> **Task to carry out**: Among the lines below, list those containing the string "Last".

Stored items from a collection:
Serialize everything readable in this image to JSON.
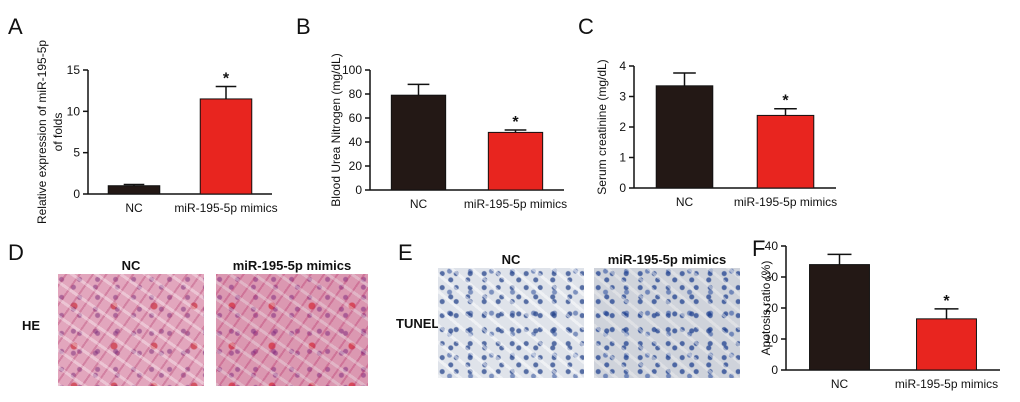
{
  "panel_letters": {
    "a": "A",
    "b": "B",
    "c": "C",
    "d": "D",
    "e": "E",
    "f": "F"
  },
  "colors": {
    "nc": "#231815",
    "mimics": "#e8251f"
  },
  "panel_d": {
    "row_label": "HE",
    "captions": [
      "NC",
      "miR-195-5p mimics"
    ]
  },
  "panel_e": {
    "row_label": "TUNEL",
    "captions": [
      "NC",
      "miR-195-5p mimics"
    ]
  },
  "chart_data": [
    {
      "panel": "A",
      "type": "bar",
      "categories": [
        "NC",
        "miR-195-5p mimics"
      ],
      "values": [
        1.0,
        11.5
      ],
      "errors": [
        0.15,
        1.5
      ],
      "significance": [
        "",
        "*"
      ],
      "ylabel": [
        "Relative expression of miR-195-5p",
        "of folds"
      ],
      "ylim": [
        0,
        15
      ],
      "yticks": [
        0,
        5,
        10,
        15
      ]
    },
    {
      "panel": "B",
      "type": "bar",
      "categories": [
        "NC",
        "miR-195-5p mimics"
      ],
      "values": [
        79,
        48
      ],
      "errors": [
        9,
        2
      ],
      "significance": [
        "",
        "*"
      ],
      "ylabel": [
        "Blood Urea Nitrogen  (mg/dL)"
      ],
      "ylim": [
        0,
        100
      ],
      "yticks": [
        0,
        20,
        40,
        60,
        80,
        100
      ]
    },
    {
      "panel": "C",
      "type": "bar",
      "categories": [
        "NC",
        "miR-195-5p mimics"
      ],
      "values": [
        3.35,
        2.38
      ],
      "errors": [
        0.42,
        0.22
      ],
      "significance": [
        "",
        "*"
      ],
      "ylabel": [
        "Serum creatinine (mg/dL)"
      ],
      "ylim": [
        0,
        4
      ],
      "yticks": [
        0,
        1,
        2,
        3,
        4
      ]
    },
    {
      "panel": "F",
      "type": "bar",
      "categories": [
        "NC",
        "miR-195-5p mimics"
      ],
      "values": [
        34,
        16.5
      ],
      "errors": [
        3.3,
        3.2
      ],
      "significance": [
        "",
        "*"
      ],
      "ylabel": [
        "Apotosis ratio (%)"
      ],
      "ylim": [
        0,
        40
      ],
      "yticks": [
        0,
        10,
        20,
        30,
        40
      ]
    }
  ]
}
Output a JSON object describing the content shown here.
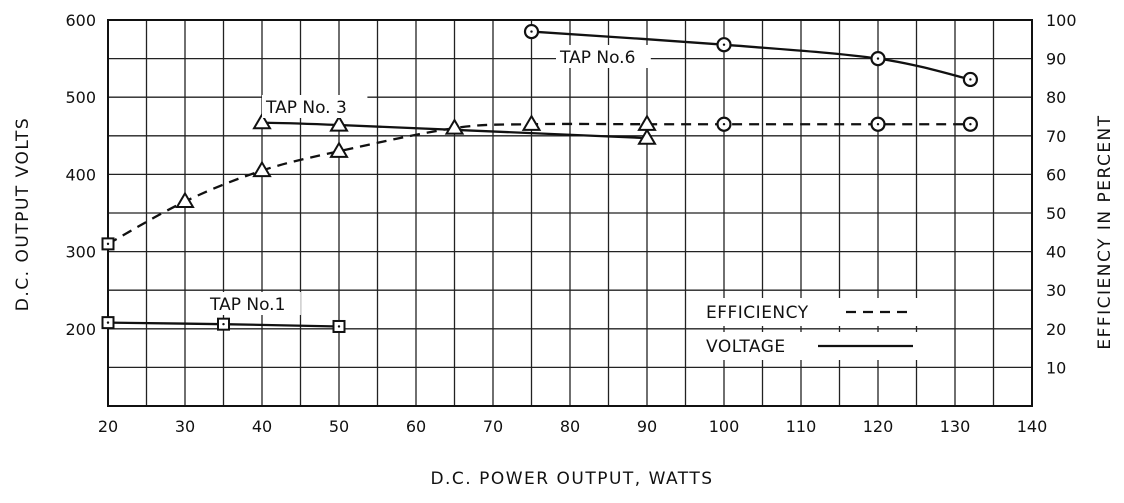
{
  "chart_data": {
    "type": "line",
    "xlabel": "D.C.  POWER  OUTPUT,  WATTS",
    "ylabel": "D.C.  OUTPUT  VOLTS",
    "ylabel_right": "EFFICIENCY  IN  PERCENT",
    "xlim": [
      20,
      140
    ],
    "ylim": [
      100,
      600
    ],
    "ylim_right": [
      0,
      100
    ],
    "x_ticks": [
      "20",
      "30",
      "40",
      "50",
      "60",
      "70",
      "80",
      "90",
      "100",
      "110",
      "120",
      "130",
      "140"
    ],
    "y_ticks": [
      "600",
      "500",
      "400",
      "300",
      "200"
    ],
    "y_right_ticks": [
      "100",
      "90",
      "80",
      "70",
      "60",
      "50",
      "40",
      "30",
      "20",
      "10"
    ],
    "grid": true,
    "legend": {
      "position": "lower-right",
      "entries": [
        {
          "label": "EFFICIENCY",
          "style": "dashed"
        },
        {
          "label": "VOLTAGE",
          "style": "solid"
        }
      ]
    },
    "series": [
      {
        "label": "TAP No.6",
        "kind": "voltage",
        "axis": "left",
        "marker": "circle",
        "x": [
          75,
          100,
          120,
          132
        ],
        "y": [
          585,
          568,
          550,
          523
        ]
      },
      {
        "label": "TAP No. 3",
        "kind": "voltage",
        "axis": "left",
        "marker": "triangle",
        "x": [
          40,
          50,
          90
        ],
        "y": [
          467,
          464,
          447
        ]
      },
      {
        "label": "TAP No.1",
        "kind": "voltage",
        "axis": "left",
        "marker": "square",
        "x": [
          20,
          35,
          50
        ],
        "y": [
          208,
          206,
          203
        ]
      },
      {
        "label": "",
        "kind": "efficiency",
        "axis": "right",
        "x": [
          20,
          30,
          40,
          50,
          65,
          75,
          90,
          100,
          120,
          132
        ],
        "y": [
          42,
          53,
          61,
          66,
          72,
          73,
          73,
          73,
          73,
          73
        ],
        "markers": [
          "square",
          "triangle",
          "triangle",
          "triangle",
          "triangle",
          "triangle",
          "triangle",
          "circle",
          "circle",
          "circle"
        ]
      }
    ]
  }
}
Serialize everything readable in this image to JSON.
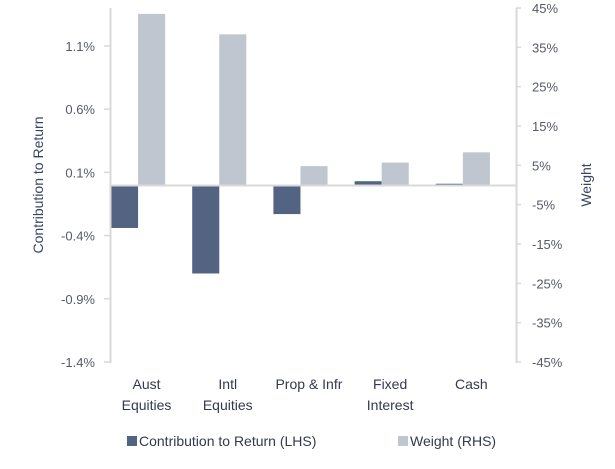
{
  "chart_data": {
    "type": "bar",
    "categories": [
      [
        "Aust",
        "Equities"
      ],
      [
        "Intl",
        "Equities"
      ],
      [
        "Prop & Infr"
      ],
      [
        "Fixed",
        "Interest"
      ],
      [
        "Cash"
      ]
    ],
    "series": [
      {
        "name": "Contribution to Return (LHS)",
        "axis": "left",
        "color": "#536482",
        "values": [
          -0.34,
          -0.7,
          -0.23,
          0.03,
          0.01
        ]
      },
      {
        "name": "Weight (RHS)",
        "axis": "right",
        "color": "#bfc6cf",
        "values": [
          43.5,
          38.3,
          4.8,
          5.7,
          8.3
        ]
      }
    ],
    "left_axis": {
      "label": "Contribution to Return",
      "ylim": [
        -1.4,
        1.4
      ],
      "ticks": [
        "1.1%",
        "0.6%",
        "0.1%",
        "-0.4%",
        "-0.9%",
        "-1.4%"
      ],
      "tick_values": [
        1.1,
        0.6,
        0.1,
        -0.4,
        -0.9,
        -1.4
      ]
    },
    "right_axis": {
      "label": "Weight",
      "ylim": [
        -45,
        45
      ],
      "ticks": [
        "45%",
        "35%",
        "25%",
        "15%",
        "5%",
        "-5%",
        "-15%",
        "-25%",
        "-35%",
        "-45%"
      ],
      "tick_values": [
        45,
        35,
        25,
        15,
        5,
        -5,
        -15,
        -25,
        -35,
        -45
      ]
    },
    "legend_position": "bottom",
    "grid": false,
    "axis_color": "#d9d9d9"
  }
}
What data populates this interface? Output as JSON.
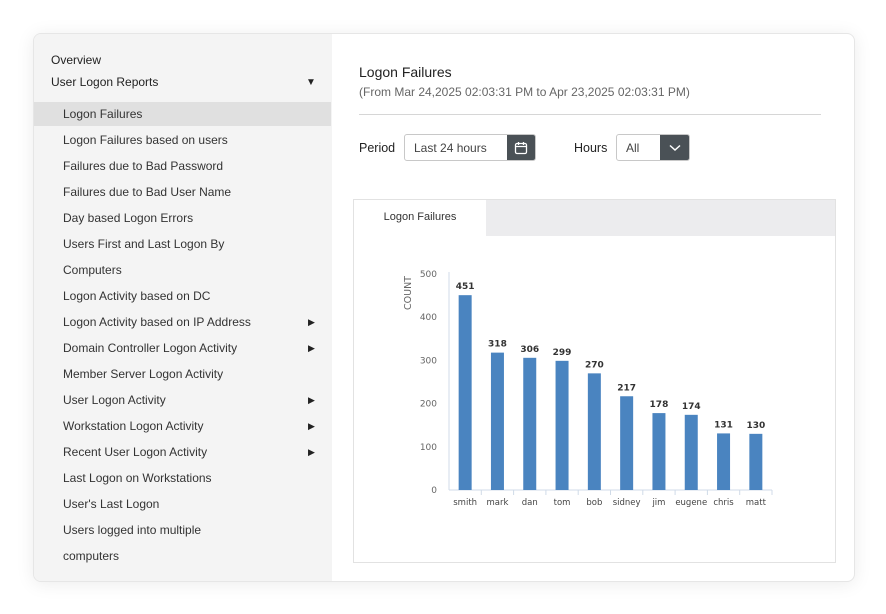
{
  "sidebar": {
    "overview": "Overview",
    "section": "User Logon Reports",
    "items": [
      {
        "label": "Logon Failures",
        "active": true,
        "arrow": false
      },
      {
        "label": "Logon Failures based on users",
        "arrow": false
      },
      {
        "label": "Failures due to Bad Password",
        "arrow": false
      },
      {
        "label": "Failures due to Bad User Name",
        "arrow": false
      },
      {
        "label": "Day based Logon Errors",
        "arrow": false
      },
      {
        "label": "Users First and Last Logon By",
        "arrow": false
      },
      {
        "label": "Computers",
        "arrow": false
      },
      {
        "label": "Logon Activity based on DC",
        "arrow": false
      },
      {
        "label": "Logon Activity based on IP Address",
        "arrow": true
      },
      {
        "label": "Domain Controller Logon Activity",
        "arrow": true
      },
      {
        "label": "Member Server Logon Activity",
        "arrow": false
      },
      {
        "label": "User Logon Activity",
        "arrow": true
      },
      {
        "label": "Workstation Logon Activity",
        "arrow": true
      },
      {
        "label": "Recent User Logon Activity",
        "arrow": true
      },
      {
        "label": "Last Logon on Workstations",
        "arrow": false
      },
      {
        "label": "User's Last Logon",
        "arrow": false
      },
      {
        "label": "Users logged into multiple",
        "arrow": false
      },
      {
        "label": "computers",
        "arrow": false
      }
    ]
  },
  "main": {
    "title": "Logon Failures",
    "subtitle": "(From Mar 24,2025 02:03:31 PM to Apr 23,2025 02:03:31 PM)",
    "period_label": "Period",
    "period_value": "Last 24 hours",
    "hours_label": "Hours",
    "hours_value": "All",
    "tab": "Logon Failures"
  },
  "chart_data": {
    "type": "bar",
    "categories": [
      "smith",
      "mark",
      "dan",
      "tom",
      "bob",
      "sidney",
      "jim",
      "eugene",
      "chris",
      "matt"
    ],
    "values": [
      451,
      318,
      306,
      299,
      270,
      217,
      178,
      174,
      131,
      130
    ],
    "ylabel": "COUNT",
    "ylim": [
      0,
      500
    ],
    "yticks": [
      0,
      100,
      200,
      300,
      400,
      500
    ],
    "bar_color": "#4a84c0",
    "grid": false
  }
}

> **Solved problem**:
        "label": "Users First and Last Logon By",
        "label": "Last Logon on Workstations",
        "label": "User's Last Logon",
    "period_value": "Last 24 hours",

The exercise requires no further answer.